Task instructions
Records follow. Copy every line with "grid".
=== Task data ===
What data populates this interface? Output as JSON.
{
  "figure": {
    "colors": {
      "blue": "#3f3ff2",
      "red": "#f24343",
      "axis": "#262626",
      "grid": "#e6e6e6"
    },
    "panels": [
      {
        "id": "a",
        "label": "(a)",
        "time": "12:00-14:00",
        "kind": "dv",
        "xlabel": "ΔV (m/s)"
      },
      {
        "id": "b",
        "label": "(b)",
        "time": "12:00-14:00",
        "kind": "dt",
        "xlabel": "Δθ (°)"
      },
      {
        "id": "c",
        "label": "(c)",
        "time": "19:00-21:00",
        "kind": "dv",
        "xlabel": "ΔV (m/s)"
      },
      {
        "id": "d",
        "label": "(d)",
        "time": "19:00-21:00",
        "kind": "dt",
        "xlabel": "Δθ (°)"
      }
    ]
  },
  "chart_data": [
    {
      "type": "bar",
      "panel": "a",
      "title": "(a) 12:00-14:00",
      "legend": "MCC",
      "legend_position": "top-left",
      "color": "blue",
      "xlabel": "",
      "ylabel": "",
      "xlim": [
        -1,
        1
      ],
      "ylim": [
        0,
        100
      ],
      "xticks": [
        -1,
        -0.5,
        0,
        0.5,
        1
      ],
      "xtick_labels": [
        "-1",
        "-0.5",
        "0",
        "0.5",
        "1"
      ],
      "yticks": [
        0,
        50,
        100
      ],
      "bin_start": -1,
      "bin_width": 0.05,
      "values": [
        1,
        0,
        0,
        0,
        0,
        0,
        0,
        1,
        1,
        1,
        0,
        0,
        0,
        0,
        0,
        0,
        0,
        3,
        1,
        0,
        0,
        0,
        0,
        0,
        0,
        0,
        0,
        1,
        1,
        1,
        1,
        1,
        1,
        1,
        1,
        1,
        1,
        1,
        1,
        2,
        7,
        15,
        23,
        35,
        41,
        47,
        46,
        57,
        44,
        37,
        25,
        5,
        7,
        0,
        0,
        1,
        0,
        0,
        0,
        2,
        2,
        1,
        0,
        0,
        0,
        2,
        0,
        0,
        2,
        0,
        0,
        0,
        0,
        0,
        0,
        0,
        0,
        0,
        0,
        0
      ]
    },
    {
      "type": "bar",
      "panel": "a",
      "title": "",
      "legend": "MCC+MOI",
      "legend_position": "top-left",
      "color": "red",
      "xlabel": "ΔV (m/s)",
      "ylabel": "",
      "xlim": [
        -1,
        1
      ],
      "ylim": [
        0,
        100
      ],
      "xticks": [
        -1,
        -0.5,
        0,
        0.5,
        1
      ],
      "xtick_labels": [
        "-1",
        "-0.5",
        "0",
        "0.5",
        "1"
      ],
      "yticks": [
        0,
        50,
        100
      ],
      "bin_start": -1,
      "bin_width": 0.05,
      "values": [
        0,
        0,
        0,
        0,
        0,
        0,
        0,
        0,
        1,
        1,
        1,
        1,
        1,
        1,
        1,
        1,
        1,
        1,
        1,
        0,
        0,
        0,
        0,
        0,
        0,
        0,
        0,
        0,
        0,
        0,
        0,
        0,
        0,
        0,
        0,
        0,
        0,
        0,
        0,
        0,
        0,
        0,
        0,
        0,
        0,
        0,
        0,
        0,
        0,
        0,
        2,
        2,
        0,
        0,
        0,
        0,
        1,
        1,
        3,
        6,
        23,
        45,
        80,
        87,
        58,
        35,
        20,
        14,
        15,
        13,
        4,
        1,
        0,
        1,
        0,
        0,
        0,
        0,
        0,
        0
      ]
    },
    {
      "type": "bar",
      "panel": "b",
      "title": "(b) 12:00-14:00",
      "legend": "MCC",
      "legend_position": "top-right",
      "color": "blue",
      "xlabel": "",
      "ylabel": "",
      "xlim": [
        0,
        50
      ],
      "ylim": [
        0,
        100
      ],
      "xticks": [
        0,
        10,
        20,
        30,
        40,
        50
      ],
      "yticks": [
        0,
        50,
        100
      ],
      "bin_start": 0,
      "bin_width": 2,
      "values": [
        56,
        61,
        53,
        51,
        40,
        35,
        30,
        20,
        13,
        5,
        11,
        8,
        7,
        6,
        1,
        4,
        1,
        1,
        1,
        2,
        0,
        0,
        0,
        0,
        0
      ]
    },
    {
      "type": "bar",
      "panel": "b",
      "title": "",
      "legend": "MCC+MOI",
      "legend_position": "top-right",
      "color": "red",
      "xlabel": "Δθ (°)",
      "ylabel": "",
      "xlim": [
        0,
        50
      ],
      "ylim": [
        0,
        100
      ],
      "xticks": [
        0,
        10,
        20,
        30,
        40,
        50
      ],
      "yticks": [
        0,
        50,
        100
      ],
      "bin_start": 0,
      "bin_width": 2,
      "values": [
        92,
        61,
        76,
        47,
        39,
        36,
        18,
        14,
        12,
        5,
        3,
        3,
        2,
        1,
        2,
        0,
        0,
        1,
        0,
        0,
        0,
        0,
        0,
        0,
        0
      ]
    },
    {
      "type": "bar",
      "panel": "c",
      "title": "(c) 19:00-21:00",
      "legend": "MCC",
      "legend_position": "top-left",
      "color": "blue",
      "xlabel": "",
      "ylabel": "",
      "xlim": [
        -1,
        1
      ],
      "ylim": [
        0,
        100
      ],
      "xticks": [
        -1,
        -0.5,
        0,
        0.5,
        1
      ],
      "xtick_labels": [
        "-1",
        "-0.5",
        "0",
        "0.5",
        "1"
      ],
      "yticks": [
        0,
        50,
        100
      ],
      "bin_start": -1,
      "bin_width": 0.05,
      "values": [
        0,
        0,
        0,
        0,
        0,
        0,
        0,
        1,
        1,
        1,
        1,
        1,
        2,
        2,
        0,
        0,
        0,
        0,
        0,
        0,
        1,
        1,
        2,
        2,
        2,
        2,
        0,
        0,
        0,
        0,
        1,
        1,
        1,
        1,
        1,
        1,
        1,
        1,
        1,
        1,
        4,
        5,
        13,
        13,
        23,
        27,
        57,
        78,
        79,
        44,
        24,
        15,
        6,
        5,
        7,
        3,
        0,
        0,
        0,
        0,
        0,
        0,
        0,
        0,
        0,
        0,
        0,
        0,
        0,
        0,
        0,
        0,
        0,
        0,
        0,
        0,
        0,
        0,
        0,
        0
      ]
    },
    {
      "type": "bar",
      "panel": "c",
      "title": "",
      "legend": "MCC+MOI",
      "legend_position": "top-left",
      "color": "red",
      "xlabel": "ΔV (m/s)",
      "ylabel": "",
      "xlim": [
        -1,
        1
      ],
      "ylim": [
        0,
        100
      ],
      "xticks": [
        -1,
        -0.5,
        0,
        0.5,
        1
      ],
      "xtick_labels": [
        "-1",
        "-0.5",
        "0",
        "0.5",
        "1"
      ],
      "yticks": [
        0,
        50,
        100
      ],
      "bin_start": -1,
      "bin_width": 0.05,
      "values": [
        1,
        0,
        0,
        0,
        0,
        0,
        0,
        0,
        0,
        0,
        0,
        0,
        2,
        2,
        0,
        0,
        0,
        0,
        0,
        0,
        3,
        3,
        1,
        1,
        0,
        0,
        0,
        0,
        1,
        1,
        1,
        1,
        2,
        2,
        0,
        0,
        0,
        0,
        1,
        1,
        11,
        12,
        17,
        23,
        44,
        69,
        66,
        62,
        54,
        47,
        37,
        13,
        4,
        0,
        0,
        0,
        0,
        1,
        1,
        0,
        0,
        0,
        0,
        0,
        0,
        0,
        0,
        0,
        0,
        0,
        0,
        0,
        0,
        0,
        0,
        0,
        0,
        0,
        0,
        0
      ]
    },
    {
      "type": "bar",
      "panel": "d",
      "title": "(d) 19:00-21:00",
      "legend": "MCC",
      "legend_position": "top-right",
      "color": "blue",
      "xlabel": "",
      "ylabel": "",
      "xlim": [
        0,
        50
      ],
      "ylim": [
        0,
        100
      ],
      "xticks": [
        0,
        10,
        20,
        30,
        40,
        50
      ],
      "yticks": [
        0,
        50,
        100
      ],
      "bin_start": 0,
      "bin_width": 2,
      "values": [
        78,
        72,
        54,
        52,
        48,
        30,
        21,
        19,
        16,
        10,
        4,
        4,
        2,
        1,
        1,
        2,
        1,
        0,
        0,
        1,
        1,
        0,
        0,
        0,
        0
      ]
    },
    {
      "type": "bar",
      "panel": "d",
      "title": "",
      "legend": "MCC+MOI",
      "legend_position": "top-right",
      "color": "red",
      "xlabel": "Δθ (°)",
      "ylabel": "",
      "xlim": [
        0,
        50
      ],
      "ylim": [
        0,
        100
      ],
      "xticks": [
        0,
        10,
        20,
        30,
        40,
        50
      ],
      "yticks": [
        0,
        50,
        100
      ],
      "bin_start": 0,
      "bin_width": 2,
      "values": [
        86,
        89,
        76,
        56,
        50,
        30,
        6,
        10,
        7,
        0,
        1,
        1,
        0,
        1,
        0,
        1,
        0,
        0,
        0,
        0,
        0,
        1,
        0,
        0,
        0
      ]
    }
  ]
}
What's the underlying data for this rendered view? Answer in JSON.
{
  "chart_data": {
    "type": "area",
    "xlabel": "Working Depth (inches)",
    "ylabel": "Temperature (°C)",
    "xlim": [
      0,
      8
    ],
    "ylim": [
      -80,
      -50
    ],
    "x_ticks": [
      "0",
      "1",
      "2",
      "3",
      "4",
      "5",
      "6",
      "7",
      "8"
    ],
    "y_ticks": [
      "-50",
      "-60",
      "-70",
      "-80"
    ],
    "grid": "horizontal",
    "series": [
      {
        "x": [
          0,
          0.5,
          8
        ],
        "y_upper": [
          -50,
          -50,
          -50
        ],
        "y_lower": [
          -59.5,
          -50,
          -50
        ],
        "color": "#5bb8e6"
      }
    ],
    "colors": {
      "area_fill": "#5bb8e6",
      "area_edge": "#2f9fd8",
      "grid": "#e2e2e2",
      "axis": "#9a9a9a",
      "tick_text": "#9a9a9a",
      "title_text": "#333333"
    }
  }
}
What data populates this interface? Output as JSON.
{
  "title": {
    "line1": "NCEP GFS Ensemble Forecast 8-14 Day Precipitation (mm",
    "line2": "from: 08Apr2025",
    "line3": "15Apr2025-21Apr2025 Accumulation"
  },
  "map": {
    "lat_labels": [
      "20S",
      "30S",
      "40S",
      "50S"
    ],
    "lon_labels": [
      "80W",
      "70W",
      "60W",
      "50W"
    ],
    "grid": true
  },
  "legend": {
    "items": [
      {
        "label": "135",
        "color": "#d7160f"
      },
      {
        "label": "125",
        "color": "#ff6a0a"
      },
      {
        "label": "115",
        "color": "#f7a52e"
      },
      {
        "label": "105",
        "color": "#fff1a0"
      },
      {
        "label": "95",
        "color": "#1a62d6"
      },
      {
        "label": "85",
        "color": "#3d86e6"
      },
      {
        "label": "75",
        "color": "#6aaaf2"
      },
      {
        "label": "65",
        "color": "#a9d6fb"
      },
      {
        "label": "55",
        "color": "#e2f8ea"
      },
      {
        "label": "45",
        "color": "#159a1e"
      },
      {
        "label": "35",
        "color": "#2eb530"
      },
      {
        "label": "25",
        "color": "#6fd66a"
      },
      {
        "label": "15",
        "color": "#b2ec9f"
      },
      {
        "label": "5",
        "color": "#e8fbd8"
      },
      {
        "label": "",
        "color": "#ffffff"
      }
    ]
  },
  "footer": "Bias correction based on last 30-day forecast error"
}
===
Final result
      "grid": "#e6e6e6"
    "grid": "horizontal",
      "grid": "#e2e2e2",
    "grid": true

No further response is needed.